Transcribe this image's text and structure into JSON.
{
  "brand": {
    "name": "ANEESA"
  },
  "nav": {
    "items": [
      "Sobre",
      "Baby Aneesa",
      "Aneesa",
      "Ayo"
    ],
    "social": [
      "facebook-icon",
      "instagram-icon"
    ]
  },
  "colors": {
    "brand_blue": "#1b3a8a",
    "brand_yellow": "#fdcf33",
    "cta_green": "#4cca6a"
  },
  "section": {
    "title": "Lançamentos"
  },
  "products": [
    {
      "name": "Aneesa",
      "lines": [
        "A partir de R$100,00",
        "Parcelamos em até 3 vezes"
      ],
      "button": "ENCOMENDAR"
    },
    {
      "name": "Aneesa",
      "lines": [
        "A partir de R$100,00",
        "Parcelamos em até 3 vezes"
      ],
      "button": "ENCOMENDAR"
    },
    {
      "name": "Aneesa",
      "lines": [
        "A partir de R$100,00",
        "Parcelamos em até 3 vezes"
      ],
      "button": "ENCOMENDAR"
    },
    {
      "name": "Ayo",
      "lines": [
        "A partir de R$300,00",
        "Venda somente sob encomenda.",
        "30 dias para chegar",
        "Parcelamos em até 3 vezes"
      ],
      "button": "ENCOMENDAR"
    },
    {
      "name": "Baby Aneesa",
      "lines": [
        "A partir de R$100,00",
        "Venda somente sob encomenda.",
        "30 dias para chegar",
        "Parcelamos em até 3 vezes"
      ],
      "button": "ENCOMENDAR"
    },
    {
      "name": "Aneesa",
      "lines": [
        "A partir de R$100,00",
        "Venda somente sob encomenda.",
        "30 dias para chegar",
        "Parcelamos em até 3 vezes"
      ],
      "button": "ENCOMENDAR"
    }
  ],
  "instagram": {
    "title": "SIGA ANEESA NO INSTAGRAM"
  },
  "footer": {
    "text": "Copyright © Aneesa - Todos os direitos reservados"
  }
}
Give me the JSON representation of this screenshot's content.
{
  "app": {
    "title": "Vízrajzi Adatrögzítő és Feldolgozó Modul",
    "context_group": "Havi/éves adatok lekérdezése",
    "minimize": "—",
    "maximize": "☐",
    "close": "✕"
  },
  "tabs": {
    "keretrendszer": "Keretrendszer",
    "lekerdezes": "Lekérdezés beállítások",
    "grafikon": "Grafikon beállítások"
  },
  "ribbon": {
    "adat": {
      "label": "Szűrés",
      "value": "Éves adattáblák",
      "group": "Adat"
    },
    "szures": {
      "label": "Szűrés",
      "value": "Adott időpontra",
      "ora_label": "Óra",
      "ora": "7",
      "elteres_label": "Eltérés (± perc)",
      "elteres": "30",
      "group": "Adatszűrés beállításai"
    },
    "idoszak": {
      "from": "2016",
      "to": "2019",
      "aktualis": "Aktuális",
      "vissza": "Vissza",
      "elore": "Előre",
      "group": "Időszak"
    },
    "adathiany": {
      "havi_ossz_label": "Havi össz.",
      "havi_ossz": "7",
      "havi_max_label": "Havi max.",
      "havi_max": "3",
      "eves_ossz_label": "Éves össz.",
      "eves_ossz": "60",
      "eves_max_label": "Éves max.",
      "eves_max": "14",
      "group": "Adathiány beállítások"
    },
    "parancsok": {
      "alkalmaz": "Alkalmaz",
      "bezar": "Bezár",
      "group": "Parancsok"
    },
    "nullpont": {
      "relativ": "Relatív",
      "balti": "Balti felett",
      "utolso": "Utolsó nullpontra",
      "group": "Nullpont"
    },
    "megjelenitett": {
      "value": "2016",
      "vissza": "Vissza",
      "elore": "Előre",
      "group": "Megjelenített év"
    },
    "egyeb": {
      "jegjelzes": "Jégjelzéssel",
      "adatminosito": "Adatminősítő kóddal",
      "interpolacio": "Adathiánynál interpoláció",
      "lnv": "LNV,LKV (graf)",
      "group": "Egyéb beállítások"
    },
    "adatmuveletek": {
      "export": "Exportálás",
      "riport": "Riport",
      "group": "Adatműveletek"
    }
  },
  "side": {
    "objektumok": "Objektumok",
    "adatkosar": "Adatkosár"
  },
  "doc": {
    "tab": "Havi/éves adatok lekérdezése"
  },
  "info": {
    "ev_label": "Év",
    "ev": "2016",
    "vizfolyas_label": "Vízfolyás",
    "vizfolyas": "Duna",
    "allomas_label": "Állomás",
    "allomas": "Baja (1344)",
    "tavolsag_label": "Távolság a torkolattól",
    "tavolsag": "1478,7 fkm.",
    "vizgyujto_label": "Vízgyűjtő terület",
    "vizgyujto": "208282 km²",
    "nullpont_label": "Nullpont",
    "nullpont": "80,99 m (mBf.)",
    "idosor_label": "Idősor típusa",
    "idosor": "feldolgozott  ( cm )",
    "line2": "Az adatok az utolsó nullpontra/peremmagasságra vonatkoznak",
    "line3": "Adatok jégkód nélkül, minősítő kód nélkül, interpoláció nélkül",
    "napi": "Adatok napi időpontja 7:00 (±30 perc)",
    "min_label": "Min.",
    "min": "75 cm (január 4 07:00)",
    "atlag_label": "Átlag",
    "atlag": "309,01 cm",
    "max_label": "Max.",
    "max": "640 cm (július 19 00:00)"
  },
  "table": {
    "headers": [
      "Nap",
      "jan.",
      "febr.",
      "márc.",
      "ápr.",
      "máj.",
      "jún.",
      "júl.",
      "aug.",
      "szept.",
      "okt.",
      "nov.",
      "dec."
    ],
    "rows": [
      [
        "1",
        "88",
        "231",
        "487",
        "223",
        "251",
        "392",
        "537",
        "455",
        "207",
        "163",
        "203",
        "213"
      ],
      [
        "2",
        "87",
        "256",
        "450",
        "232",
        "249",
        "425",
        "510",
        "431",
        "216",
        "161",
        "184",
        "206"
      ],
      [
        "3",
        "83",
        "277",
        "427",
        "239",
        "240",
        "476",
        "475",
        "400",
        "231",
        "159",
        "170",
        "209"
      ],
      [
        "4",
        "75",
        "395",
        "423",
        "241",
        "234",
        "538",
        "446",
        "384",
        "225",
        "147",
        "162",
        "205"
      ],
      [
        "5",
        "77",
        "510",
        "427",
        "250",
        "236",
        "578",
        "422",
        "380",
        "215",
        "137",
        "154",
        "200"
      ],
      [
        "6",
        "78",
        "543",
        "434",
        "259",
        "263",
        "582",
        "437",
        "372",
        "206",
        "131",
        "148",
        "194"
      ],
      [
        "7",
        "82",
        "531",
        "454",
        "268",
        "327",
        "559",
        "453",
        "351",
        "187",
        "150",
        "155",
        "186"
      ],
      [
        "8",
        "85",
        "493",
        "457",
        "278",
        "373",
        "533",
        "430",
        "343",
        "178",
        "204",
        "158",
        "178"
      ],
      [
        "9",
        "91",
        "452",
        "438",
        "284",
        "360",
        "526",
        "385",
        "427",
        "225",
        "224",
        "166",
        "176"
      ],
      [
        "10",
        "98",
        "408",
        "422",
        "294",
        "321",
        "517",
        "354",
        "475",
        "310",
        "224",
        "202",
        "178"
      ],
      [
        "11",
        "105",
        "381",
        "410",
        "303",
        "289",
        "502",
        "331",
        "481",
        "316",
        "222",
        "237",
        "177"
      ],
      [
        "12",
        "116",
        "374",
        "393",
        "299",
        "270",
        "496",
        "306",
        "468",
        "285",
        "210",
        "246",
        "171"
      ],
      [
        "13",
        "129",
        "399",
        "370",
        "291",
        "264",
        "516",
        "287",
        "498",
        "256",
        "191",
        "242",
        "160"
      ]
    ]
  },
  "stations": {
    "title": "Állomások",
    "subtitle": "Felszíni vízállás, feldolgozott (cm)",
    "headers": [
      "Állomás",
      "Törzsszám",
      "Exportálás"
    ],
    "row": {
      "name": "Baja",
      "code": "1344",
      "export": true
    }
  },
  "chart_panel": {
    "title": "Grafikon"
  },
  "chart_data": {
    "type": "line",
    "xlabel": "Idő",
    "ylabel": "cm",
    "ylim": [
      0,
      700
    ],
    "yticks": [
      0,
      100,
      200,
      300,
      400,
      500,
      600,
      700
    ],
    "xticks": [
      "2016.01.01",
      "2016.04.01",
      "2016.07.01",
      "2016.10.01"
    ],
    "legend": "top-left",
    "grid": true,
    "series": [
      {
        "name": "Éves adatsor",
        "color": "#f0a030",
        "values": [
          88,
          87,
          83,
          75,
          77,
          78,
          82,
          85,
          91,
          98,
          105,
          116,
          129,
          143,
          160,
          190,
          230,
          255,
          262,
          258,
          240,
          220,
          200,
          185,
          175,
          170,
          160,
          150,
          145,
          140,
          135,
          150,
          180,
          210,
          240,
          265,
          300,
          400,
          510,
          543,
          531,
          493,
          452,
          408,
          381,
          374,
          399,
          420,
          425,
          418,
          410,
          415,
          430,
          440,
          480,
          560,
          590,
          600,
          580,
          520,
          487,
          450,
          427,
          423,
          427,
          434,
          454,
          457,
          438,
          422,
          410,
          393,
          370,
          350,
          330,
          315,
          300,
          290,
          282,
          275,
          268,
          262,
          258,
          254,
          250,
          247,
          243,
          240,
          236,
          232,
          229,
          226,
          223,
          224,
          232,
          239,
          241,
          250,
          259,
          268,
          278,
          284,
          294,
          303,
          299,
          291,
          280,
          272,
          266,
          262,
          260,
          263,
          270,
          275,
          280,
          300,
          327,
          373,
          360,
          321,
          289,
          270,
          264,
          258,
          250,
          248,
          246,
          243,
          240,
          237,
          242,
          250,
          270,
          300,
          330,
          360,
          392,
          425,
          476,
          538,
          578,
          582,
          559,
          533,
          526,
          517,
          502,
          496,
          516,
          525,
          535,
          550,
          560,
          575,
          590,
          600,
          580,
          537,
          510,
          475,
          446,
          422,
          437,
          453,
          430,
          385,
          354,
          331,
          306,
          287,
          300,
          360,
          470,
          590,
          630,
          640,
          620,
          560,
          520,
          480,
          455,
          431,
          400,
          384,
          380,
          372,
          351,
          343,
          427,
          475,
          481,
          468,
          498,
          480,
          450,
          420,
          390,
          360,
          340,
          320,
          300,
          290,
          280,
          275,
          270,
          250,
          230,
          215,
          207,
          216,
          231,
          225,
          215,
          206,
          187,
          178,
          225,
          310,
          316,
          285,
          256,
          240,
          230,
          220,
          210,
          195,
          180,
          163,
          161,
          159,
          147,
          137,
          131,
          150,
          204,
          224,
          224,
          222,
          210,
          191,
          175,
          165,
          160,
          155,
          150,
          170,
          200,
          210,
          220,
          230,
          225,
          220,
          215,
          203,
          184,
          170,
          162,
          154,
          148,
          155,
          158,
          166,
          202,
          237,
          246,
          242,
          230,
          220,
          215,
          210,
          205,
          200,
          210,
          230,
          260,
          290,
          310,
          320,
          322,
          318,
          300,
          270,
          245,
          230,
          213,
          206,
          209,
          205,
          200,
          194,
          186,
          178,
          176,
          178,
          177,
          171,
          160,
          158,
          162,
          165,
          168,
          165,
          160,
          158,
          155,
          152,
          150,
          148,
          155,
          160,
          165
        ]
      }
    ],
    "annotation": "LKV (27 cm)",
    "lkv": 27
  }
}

= = = = = = =

[Problem to solve]: Search the records for the word "nullpontra" and copy every line where it occurs.

[Complete response]:
      "utolso": "Utolsó nullpontra",
    "line2": "Az adatok az utolsó nullpontra/peremmagasságra vonatkoznak",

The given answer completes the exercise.